### GIVEN EXERCISE
Retype each record shown below, leaving every character as it is.

### LISTED ENTRIES

▼▼▼

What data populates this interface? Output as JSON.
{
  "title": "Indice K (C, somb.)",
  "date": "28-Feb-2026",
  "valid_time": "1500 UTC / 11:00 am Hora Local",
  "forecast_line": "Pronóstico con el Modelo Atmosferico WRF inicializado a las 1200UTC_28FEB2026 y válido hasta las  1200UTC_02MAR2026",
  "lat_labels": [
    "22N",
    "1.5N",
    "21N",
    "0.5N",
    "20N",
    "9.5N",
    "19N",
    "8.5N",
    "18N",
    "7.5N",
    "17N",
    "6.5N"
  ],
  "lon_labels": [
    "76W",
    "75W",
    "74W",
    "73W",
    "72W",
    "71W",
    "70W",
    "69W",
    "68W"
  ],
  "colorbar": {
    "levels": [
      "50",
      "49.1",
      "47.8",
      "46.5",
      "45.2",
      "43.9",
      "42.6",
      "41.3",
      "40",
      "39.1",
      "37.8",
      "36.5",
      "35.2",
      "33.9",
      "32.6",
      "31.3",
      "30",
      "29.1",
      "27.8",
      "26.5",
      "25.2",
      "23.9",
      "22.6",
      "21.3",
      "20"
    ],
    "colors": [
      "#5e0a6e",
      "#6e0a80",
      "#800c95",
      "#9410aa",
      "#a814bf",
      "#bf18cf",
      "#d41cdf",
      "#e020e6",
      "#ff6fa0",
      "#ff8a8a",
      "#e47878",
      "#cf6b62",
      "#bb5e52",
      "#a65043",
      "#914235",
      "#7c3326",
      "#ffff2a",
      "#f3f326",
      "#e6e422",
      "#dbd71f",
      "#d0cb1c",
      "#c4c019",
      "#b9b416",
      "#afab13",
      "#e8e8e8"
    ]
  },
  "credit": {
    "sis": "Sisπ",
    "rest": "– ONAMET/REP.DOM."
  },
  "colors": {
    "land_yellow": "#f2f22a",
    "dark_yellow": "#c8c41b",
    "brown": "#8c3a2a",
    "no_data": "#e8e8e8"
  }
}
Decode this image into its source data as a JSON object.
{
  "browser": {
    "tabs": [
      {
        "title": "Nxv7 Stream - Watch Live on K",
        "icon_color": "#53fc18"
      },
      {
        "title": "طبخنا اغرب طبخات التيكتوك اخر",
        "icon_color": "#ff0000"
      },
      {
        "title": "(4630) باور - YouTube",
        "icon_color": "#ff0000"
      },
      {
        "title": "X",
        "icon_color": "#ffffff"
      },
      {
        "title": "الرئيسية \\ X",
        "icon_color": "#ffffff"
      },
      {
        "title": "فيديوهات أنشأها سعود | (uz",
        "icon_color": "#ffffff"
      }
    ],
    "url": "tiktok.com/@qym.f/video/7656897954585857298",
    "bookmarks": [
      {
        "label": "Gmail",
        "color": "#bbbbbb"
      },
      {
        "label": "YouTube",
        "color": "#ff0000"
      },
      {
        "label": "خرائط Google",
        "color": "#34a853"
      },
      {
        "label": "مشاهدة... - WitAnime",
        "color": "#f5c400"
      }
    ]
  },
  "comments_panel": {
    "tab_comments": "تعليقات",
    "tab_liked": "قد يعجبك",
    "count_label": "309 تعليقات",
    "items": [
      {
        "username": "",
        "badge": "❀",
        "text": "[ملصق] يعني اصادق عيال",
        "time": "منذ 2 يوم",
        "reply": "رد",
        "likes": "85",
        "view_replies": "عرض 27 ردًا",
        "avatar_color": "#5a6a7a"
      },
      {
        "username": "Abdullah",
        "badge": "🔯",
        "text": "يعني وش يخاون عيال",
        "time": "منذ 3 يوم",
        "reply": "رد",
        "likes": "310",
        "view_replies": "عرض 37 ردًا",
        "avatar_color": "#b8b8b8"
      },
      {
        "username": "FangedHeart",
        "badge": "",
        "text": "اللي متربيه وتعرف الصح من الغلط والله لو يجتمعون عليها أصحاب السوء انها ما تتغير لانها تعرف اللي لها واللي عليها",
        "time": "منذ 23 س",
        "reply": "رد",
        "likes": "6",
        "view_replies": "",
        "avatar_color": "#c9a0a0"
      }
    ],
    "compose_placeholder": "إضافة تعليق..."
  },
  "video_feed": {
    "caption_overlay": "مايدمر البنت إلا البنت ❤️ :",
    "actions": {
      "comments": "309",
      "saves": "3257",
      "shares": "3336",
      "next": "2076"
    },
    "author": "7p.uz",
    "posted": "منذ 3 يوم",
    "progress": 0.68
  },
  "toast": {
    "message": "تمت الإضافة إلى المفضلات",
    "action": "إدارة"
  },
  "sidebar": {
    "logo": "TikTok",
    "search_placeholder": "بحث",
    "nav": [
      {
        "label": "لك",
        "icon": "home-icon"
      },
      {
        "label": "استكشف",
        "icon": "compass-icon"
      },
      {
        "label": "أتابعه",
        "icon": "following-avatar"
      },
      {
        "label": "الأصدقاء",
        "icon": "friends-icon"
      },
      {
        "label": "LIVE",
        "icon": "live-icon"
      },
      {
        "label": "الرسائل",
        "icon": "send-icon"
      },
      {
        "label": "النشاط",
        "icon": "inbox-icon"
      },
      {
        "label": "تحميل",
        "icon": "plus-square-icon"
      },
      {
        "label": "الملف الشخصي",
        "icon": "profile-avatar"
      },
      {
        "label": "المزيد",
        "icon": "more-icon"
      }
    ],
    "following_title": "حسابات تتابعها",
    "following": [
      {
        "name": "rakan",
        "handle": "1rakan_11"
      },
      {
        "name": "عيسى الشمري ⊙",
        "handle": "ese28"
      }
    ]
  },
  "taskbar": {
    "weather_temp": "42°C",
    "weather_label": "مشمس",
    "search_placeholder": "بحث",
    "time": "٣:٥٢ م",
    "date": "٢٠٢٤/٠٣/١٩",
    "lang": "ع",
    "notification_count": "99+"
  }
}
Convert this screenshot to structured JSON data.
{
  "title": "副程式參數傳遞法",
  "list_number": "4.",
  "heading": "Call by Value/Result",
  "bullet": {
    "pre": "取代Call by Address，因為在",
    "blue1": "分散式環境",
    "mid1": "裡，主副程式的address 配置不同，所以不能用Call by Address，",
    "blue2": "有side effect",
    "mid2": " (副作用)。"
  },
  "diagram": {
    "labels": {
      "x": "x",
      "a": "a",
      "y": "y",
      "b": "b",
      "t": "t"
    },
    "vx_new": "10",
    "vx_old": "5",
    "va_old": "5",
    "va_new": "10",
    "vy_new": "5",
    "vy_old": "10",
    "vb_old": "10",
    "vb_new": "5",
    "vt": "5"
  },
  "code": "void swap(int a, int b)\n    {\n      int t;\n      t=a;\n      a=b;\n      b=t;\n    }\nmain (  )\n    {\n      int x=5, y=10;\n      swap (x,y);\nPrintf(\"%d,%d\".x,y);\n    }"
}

▲▲▲

### RESULT OF THIS TASK
What data populates this interface? Output as JSON.
{
  "title": "Indice K (C, somb.)",
  "date": "28-Feb-2026",
  "valid_time": "1500 UTC / 11:00 am Hora Local",
  "forecast_line": "Pronóstico con el Modelo Atmosferico WRF inicializado a las 1200UTC_28FEB2026 y válido hasta las  1200UTC_02MAR2026",
  "lat_labels": [
    "22N",
    "1.5N",
    "21N",
    "0.5N",
    "20N",
    "9.5N",
    "19N",
    "8.5N",
    "18N",
    "7.5N",
    "17N",
    "6.5N"
  ],
  "lon_labels": [
    "76W",
    "75W",
    "74W",
    "73W",
    "72W",
    "71W",
    "70W",
    "69W",
    "68W"
  ],
  "colorbar": {
    "levels": [
      "50",
      "49.1",
      "47.8",
      "46.5",
      "45.2",
      "43.9",
      "42.6",
      "41.3",
      "40",
      "39.1",
      "37.8",
      "36.5",
      "35.2",
      "33.9",
      "32.6",
      "31.3",
      "30",
      "29.1",
      "27.8",
      "26.5",
      "25.2",
      "23.9",
      "22.6",
      "21.3",
      "20"
    ],
    "colors": [
      "#5e0a6e",
      "#6e0a80",
      "#800c95",
      "#9410aa",
      "#a814bf",
      "#bf18cf",
      "#d41cdf",
      "#e020e6",
      "#ff6fa0",
      "#ff8a8a",
      "#e47878",
      "#cf6b62",
      "#bb5e52",
      "#a65043",
      "#914235",
      "#7c3326",
      "#ffff2a",
      "#f3f326",
      "#e6e422",
      "#dbd71f",
      "#d0cb1c",
      "#c4c019",
      "#b9b416",
      "#afab13",
      "#e8e8e8"
    ]
  },
  "credit": {
    "sis": "Sisπ",
    "rest": "– ONAMET/REP.DOM."
  },
  "colors": {
    "land_yellow": "#f2f22a",
    "dark_yellow": "#c8c41b",
    "brown": "#8c3a2a",
    "no_data": "#e8e8e8"
  }
}
Decode this image into its source data as a JSON object.
{
  "browser": {
    "tabs": [
      {
        "title": "Nxv7 Stream - Watch Live on K",
        "icon_color": "#53fc18"
      },
      {
        "title": "طبخنا اغرب طبخات التيكتوك اخر",
        "icon_color": "#ff0000"
      },
      {
        "title": "(4630) باور - YouTube",
        "icon_color": "#ff0000"
      },
      {
        "title": "X",
        "icon_color": "#ffffff"
      },
      {
        "title": "الرئيسية \\ X",
        "icon_color": "#ffffff"
      },
      {
        "title": "فيديوهات أنشأها سعود | (uz",
        "icon_color": "#ffffff"
      }
    ],
    "url": "tiktok.com/@qym.f/video/7656897954585857298",
    "bookmarks": [
      {
        "label": "Gmail",
        "color": "#bbbbbb"
      },
      {
        "label": "YouTube",
        "color": "#ff0000"
      },
      {
        "label": "خرائط Google",
        "color": "#34a853"
      },
      {
        "label": "مشاهدة... - WitAnime",
        "color": "#f5c400"
      }
    ]
  },
  "comments_panel": {
    "tab_comments": "تعليقات",
    "tab_liked": "قد يعجبك",
    "count_label": "309 تعليقات",
    "items": [
      {
        "username": "",
        "badge": "❀",
        "text": "[ملصق] يعني اصادق عيال",
        "time": "منذ 2 يوم",
        "reply": "رد",
        "likes": "85",
        "view_replies": "عرض 27 ردًا",
        "avatar_color": "#5a6a7a"
      },
      {
        "username": "Abdullah",
        "badge": "🔯",
        "text": "يعني وش يخاون عيال",
        "time": "منذ 3 يوم",
        "reply": "رد",
        "likes": "310",
        "view_replies": "عرض 37 ردًا",
        "avatar_color": "#b8b8b8"
      },
      {
        "username": "FangedHeart",
        "badge": "",
        "text": "اللي متربيه وتعرف الصح من الغلط والله لو يجتمعون عليها أصحاب السوء انها ما تتغير لانها تعرف اللي لها واللي عليها",
        "time": "منذ 23 س",
        "reply": "رد",
        "likes": "6",
        "view_replies": "",
        "avatar_color": "#c9a0a0"
      }
    ],
    "compose_placeholder": "إضافة تعليق..."
  },
  "video_feed": {
    "caption_overlay": "مايدمر البنت إلا البنت ❤️ :",
    "actions": {
      "comments": "309",
      "saves": "3257",
      "shares": "3336",
      "next": "2076"
    },
    "author": "7p.uz",
    "posted": "منذ 3 يوم",
    "progress": 0.68
  },
  "toast": {
    "message": "تمت الإضافة إلى المفضلات",
    "action": "إدارة"
  },
  "sidebar": {
    "logo": "TikTok",
    "search_placeholder": "بحث",
    "nav": [
      {
        "label": "لك",
        "icon": "home-icon"
      },
      {
        "label": "استكشف",
        "icon": "compass-icon"
      },
      {
        "label": "أتابعه",
        "icon": "following-avatar"
      },
      {
        "label": "الأصدقاء",
        "icon": "friends-icon"
      },
      {
        "label": "LIVE",
        "icon": "live-icon"
      },
      {
        "label": "الرسائل",
        "icon": "send-icon"
      },
      {
        "label": "النشاط",
        "icon": "inbox-icon"
      },
      {
        "label": "تحميل",
        "icon": "plus-square-icon"
      },
      {
        "label": "الملف الشخصي",
        "icon": "profile-avatar"
      },
      {
        "label": "المزيد",
        "icon": "more-icon"
      }
    ],
    "following_title": "حسابات تتابعها",
    "following": [
      {
        "name": "rakan",
        "handle": "1rakan_11"
      },
      {
        "name": "عيسى الشمري ⊙",
        "handle": "ese28"
      }
    ]
  },
  "taskbar": {
    "weather_temp": "42°C",
    "weather_label": "مشمس",
    "search_placeholder": "بحث",
    "time": "٣:٥٢ م",
    "date": "٢٠٢٤/٠٣/١٩",
    "lang": "ع",
    "notification_count": "99+"
  }
}
Convert this screenshot to structured JSON data.
{
  "title": "副程式參數傳遞法",
  "list_number": "4.",
  "heading": "Call by Value/Result",
  "bullet": {
    "pre": "取代Call by Address，因為在",
    "blue1": "分散式環境",
    "mid1": "裡，主副程式的address 配置不同，所以不能用Call by Address，",
    "blue2": "有side effect",
    "mid2": " (副作用)。"
  },
  "diagram": {
    "labels": {
      "x": "x",
      "a": "a",
      "y": "y",
      "b": "b",
      "t": "t"
    },
    "vx_new": "10",
    "vx_old": "5",
    "va_old": "5",
    "va_new": "10",
    "vy_new": "5",
    "vy_old": "10",
    "vb_old": "10",
    "vb_new": "5",
    "vt": "5"
  },
  "code": "void swap(int a, int b)\n    {\n      int t;\n      t=a;\n      a=b;\n      b=t;\n    }\nmain (  )\n    {\n      int x=5, y=10;\n      swap (x,y);\nPrintf(\"%d,%d\".x,y);\n    }"
}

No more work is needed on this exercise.